** begin Exercise data **
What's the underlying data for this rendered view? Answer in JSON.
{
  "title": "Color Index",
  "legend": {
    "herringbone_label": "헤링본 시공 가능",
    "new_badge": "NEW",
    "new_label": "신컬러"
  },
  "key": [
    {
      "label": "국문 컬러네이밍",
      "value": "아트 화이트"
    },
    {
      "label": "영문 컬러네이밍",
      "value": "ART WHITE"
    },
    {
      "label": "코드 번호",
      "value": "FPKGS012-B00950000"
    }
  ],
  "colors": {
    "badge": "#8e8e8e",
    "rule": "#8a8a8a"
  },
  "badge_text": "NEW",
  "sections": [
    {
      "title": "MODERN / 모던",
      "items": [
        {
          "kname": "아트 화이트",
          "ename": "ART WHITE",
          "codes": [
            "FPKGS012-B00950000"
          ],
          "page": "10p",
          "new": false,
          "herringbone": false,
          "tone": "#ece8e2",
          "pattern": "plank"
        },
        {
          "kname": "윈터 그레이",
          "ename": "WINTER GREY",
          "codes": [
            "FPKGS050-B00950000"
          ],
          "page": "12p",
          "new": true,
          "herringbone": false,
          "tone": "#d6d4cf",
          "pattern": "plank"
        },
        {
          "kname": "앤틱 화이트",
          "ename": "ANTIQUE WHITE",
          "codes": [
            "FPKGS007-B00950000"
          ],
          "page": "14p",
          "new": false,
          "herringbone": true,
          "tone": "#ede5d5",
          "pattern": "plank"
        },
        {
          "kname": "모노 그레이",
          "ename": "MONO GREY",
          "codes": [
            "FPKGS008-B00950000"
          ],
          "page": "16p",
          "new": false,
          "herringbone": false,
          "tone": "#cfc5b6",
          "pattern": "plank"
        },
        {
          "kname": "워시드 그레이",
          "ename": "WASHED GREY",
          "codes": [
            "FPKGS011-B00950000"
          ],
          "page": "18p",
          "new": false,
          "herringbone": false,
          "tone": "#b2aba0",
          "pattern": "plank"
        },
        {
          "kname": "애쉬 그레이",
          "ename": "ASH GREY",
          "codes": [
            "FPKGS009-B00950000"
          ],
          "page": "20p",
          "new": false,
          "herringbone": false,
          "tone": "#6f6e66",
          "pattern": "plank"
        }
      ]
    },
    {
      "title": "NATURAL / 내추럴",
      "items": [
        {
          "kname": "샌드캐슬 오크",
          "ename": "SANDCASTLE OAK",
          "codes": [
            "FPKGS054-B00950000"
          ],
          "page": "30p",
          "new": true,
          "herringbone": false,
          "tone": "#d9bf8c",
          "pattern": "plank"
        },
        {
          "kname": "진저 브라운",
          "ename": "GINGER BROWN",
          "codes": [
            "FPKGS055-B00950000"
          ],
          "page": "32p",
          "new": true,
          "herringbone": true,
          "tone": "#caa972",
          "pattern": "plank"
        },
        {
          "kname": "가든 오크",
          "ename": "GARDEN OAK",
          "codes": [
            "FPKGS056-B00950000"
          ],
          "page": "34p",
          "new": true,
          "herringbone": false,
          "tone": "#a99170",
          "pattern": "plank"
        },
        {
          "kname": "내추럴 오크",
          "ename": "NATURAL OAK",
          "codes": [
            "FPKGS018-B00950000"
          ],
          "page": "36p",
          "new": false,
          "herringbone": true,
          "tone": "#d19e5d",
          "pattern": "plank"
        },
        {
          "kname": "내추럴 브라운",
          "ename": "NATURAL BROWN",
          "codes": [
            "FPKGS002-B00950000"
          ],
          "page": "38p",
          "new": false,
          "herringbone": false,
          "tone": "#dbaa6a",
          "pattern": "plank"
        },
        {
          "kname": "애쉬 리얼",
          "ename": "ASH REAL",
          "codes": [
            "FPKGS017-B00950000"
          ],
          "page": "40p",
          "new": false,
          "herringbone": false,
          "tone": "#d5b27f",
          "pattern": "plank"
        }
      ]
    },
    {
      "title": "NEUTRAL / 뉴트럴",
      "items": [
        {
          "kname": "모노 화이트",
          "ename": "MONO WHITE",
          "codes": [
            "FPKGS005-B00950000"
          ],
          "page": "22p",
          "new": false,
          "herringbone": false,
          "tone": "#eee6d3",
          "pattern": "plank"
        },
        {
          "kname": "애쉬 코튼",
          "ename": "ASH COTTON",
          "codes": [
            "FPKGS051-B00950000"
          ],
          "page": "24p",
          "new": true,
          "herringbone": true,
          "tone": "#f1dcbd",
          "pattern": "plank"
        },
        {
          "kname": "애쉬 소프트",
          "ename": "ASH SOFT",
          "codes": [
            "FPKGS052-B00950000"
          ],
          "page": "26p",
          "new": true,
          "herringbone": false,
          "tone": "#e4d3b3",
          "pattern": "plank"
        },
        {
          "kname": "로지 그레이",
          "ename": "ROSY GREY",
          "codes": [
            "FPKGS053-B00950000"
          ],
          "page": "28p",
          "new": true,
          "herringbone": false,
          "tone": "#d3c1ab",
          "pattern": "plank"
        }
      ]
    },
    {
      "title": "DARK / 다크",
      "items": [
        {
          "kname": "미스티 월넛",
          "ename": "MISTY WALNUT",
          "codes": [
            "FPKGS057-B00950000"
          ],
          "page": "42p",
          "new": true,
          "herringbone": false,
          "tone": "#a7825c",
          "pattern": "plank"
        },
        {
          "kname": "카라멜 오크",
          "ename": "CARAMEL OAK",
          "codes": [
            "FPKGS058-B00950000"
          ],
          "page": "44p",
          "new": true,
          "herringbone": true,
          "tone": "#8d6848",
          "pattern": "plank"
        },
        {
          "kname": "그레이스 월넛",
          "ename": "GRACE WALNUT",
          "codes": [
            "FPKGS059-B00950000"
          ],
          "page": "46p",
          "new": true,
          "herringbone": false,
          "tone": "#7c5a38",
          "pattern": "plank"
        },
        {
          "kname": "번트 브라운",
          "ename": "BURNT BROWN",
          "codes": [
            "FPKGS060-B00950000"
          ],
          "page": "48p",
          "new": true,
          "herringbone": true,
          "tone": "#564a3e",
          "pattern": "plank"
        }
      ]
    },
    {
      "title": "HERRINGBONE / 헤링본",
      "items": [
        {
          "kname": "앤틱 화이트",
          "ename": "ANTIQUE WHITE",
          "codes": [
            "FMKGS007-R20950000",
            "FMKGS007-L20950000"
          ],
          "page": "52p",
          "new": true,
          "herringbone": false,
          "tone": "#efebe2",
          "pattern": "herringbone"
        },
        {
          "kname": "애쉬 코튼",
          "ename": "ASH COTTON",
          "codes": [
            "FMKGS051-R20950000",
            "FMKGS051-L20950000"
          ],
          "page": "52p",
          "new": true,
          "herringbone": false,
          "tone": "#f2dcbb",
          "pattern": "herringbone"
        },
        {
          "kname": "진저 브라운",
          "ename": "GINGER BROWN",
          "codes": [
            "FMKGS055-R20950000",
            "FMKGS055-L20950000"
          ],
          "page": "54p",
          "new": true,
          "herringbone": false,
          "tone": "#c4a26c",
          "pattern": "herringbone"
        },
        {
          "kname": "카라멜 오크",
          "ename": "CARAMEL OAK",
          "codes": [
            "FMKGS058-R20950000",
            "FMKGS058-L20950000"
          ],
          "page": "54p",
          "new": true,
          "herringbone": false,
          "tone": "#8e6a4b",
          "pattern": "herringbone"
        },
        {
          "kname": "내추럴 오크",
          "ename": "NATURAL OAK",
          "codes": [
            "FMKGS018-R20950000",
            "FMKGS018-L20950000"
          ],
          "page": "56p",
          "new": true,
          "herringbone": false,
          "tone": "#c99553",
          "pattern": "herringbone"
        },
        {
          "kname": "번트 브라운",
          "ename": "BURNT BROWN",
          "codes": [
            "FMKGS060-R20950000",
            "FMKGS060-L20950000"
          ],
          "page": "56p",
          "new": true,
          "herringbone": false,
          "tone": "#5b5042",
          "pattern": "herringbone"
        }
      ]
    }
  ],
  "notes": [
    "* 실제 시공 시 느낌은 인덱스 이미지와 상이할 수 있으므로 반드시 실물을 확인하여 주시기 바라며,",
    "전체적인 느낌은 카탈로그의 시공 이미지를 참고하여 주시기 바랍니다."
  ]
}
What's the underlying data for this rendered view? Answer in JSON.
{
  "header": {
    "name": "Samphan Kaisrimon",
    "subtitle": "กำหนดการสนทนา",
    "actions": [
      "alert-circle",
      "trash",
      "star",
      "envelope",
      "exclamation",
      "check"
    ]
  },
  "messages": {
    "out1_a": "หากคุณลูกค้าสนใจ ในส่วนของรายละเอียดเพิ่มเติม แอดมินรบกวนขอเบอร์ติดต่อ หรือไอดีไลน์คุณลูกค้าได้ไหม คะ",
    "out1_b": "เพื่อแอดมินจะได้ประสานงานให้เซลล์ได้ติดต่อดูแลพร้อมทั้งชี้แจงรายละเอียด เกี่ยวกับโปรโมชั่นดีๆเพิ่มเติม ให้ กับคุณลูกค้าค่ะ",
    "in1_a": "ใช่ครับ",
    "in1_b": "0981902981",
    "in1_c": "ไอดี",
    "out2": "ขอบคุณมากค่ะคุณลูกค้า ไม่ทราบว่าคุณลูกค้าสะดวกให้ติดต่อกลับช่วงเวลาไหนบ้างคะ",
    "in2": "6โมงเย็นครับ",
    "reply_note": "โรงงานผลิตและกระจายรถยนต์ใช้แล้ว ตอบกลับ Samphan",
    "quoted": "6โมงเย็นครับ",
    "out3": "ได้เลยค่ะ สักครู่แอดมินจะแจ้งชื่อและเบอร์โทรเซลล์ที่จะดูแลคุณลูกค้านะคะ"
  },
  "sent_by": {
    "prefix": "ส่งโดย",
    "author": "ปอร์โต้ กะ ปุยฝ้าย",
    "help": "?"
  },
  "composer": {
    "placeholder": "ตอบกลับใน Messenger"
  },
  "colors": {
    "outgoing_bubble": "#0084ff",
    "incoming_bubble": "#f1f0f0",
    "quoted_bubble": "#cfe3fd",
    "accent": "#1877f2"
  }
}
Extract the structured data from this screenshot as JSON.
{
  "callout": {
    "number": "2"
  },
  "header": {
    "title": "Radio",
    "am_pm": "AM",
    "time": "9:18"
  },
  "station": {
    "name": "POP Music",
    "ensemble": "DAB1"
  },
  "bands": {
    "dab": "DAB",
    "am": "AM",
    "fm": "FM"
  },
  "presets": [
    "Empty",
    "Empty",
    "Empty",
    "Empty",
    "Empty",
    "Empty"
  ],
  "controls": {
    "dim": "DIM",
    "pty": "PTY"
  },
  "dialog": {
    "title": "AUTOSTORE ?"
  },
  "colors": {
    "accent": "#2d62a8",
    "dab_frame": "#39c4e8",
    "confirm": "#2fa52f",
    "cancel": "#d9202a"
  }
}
** end Exercise data **
Problem → Your answer should be a single number: the count of lines in the listing that contain the word "WALNUT".

Reply → 2